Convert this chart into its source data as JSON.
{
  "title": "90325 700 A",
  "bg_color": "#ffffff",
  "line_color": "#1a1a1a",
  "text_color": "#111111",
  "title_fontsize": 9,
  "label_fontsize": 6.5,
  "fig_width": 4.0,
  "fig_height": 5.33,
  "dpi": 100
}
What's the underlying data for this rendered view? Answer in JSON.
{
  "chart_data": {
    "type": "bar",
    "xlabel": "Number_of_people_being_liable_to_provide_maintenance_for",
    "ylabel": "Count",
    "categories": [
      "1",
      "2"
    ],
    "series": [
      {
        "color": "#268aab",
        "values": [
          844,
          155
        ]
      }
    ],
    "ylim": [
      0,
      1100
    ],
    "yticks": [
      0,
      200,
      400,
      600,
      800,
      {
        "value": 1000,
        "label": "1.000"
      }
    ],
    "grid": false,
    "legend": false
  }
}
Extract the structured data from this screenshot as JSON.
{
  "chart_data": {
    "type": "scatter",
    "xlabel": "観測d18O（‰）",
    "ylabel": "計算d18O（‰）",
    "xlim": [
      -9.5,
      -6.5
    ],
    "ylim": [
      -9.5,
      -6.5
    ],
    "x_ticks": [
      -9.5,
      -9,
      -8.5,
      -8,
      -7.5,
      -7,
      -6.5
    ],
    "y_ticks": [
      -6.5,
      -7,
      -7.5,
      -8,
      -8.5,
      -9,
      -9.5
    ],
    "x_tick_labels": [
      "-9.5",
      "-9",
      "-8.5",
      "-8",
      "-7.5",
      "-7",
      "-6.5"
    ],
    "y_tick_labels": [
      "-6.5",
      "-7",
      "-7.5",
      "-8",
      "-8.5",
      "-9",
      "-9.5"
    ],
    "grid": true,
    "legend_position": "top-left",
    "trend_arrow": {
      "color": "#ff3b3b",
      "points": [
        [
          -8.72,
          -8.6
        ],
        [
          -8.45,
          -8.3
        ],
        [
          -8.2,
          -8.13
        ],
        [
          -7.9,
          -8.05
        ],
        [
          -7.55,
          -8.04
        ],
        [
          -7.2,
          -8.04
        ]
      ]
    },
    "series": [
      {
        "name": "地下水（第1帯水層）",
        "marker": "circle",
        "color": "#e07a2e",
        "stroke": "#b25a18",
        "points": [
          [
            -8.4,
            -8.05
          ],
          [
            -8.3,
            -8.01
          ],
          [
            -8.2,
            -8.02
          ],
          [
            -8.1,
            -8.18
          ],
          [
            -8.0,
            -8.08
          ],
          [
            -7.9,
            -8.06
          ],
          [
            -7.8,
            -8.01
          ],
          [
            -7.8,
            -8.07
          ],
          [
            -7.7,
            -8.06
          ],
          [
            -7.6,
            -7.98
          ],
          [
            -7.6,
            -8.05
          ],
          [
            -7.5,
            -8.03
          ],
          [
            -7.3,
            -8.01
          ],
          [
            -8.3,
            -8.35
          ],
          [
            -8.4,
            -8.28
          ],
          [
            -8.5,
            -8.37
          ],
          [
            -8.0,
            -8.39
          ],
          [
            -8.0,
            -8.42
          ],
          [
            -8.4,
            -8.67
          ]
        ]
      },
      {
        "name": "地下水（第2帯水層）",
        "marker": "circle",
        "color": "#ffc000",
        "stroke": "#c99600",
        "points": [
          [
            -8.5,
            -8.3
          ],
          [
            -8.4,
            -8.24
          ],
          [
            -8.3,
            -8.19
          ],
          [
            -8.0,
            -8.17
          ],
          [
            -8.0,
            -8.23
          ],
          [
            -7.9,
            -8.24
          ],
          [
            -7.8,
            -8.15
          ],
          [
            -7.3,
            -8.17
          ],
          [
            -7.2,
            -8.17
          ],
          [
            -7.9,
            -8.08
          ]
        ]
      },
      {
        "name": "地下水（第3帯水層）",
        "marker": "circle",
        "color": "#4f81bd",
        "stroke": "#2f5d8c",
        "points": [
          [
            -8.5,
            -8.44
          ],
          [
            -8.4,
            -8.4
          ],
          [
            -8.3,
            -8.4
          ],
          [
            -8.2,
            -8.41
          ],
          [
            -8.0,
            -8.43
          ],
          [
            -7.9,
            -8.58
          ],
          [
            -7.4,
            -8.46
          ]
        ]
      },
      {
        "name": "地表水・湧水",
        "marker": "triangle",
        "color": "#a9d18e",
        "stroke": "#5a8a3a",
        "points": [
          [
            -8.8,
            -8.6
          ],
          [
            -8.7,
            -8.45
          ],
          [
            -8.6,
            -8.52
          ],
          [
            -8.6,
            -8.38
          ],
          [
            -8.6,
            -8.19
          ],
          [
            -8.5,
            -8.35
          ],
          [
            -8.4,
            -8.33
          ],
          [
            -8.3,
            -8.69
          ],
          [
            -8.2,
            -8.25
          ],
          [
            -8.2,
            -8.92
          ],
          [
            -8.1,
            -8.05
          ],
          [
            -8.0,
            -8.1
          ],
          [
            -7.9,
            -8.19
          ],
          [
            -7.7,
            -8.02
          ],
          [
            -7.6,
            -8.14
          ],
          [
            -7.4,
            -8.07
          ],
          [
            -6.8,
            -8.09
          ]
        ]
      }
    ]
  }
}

## Work required
Write out all the lines again, exactly as they are.

## Worked solution
Convert this chart into its source data as JSON.
{
  "title": "90325 700 A",
  "bg_color": "#ffffff",
  "line_color": "#1a1a1a",
  "text_color": "#111111",
  "title_fontsize": 9,
  "label_fontsize": 6.5,
  "fig_width": 4.0,
  "fig_height": 5.33,
  "dpi": 100
}
What's the underlying data for this rendered view? Answer in JSON.
{
  "chart_data": {
    "type": "bar",
    "xlabel": "Number_of_people_being_liable_to_provide_maintenance_for",
    "ylabel": "Count",
    "categories": [
      "1",
      "2"
    ],
    "series": [
      {
        "color": "#268aab",
        "values": [
          844,
          155
        ]
      }
    ],
    "ylim": [
      0,
      1100
    ],
    "yticks": [
      0,
      200,
      400,
      600,
      800,
      {
        "value": 1000,
        "label": "1.000"
      }
    ],
    "grid": false,
    "legend": false
  }
}
Extract the structured data from this screenshot as JSON.
{
  "chart_data": {
    "type": "scatter",
    "xlabel": "観測d18O（‰）",
    "ylabel": "計算d18O（‰）",
    "xlim": [
      -9.5,
      -6.5
    ],
    "ylim": [
      -9.5,
      -6.5
    ],
    "x_ticks": [
      -9.5,
      -9,
      -8.5,
      -8,
      -7.5,
      -7,
      -6.5
    ],
    "y_ticks": [
      -6.5,
      -7,
      -7.5,
      -8,
      -8.5,
      -9,
      -9.5
    ],
    "x_tick_labels": [
      "-9.5",
      "-9",
      "-8.5",
      "-8",
      "-7.5",
      "-7",
      "-6.5"
    ],
    "y_tick_labels": [
      "-6.5",
      "-7",
      "-7.5",
      "-8",
      "-8.5",
      "-9",
      "-9.5"
    ],
    "grid": true,
    "legend_position": "top-left",
    "trend_arrow": {
      "color": "#ff3b3b",
      "points": [
        [
          -8.72,
          -8.6
        ],
        [
          -8.45,
          -8.3
        ],
        [
          -8.2,
          -8.13
        ],
        [
          -7.9,
          -8.05
        ],
        [
          -7.55,
          -8.04
        ],
        [
          -7.2,
          -8.04
        ]
      ]
    },
    "series": [
      {
        "name": "地下水（第1帯水層）",
        "marker": "circle",
        "color": "#e07a2e",
        "stroke": "#b25a18",
        "points": [
          [
            -8.4,
            -8.05
          ],
          [
            -8.3,
            -8.01
          ],
          [
            -8.2,
            -8.02
          ],
          [
            -8.1,
            -8.18
          ],
          [
            -8.0,
            -8.08
          ],
          [
            -7.9,
            -8.06
          ],
          [
            -7.8,
            -8.01
          ],
          [
            -7.8,
            -8.07
          ],
          [
            -7.7,
            -8.06
          ],
          [
            -7.6,
            -7.98
          ],
          [
            -7.6,
            -8.05
          ],
          [
            -7.5,
            -8.03
          ],
          [
            -7.3,
            -8.01
          ],
          [
            -8.3,
            -8.35
          ],
          [
            -8.4,
            -8.28
          ],
          [
            -8.5,
            -8.37
          ],
          [
            -8.0,
            -8.39
          ],
          [
            -8.0,
            -8.42
          ],
          [
            -8.4,
            -8.67
          ]
        ]
      },
      {
        "name": "地下水（第2帯水層）",
        "marker": "circle",
        "color": "#ffc000",
        "stroke": "#c99600",
        "points": [
          [
            -8.5,
            -8.3
          ],
          [
            -8.4,
            -8.24
          ],
          [
            -8.3,
            -8.19
          ],
          [
            -8.0,
            -8.17
          ],
          [
            -8.0,
            -8.23
          ],
          [
            -7.9,
            -8.24
          ],
          [
            -7.8,
            -8.15
          ],
          [
            -7.3,
            -8.17
          ],
          [
            -7.2,
            -8.17
          ],
          [
            -7.9,
            -8.08
          ]
        ]
      },
      {
        "name": "地下水（第3帯水層）",
        "marker": "circle",
        "color": "#4f81bd",
        "stroke": "#2f5d8c",
        "points": [
          [
            -8.5,
            -8.44
          ],
          [
            -8.4,
            -8.4
          ],
          [
            -8.3,
            -8.4
          ],
          [
            -8.2,
            -8.41
          ],
          [
            -8.0,
            -8.43
          ],
          [
            -7.9,
            -8.58
          ],
          [
            -7.4,
            -8.46
          ]
        ]
      },
      {
        "name": "地表水・湧水",
        "marker": "triangle",
        "color": "#a9d18e",
        "stroke": "#5a8a3a",
        "points": [
          [
            -8.8,
            -8.6
          ],
          [
            -8.7,
            -8.45
          ],
          [
            -8.6,
            -8.52
          ],
          [
            -8.6,
            -8.38
          ],
          [
            -8.6,
            -8.19
          ],
          [
            -8.5,
            -8.35
          ],
          [
            -8.4,
            -8.33
          ],
          [
            -8.3,
            -8.69
          ],
          [
            -8.2,
            -8.25
          ],
          [
            -8.2,
            -8.92
          ],
          [
            -8.1,
            -8.05
          ],
          [
            -8.0,
            -8.1
          ],
          [
            -7.9,
            -8.19
          ],
          [
            -7.7,
            -8.02
          ],
          [
            -7.6,
            -8.14
          ],
          [
            -7.4,
            -8.07
          ],
          [
            -6.8,
            -8.09
          ]
        ]
      }
    ]
  }
}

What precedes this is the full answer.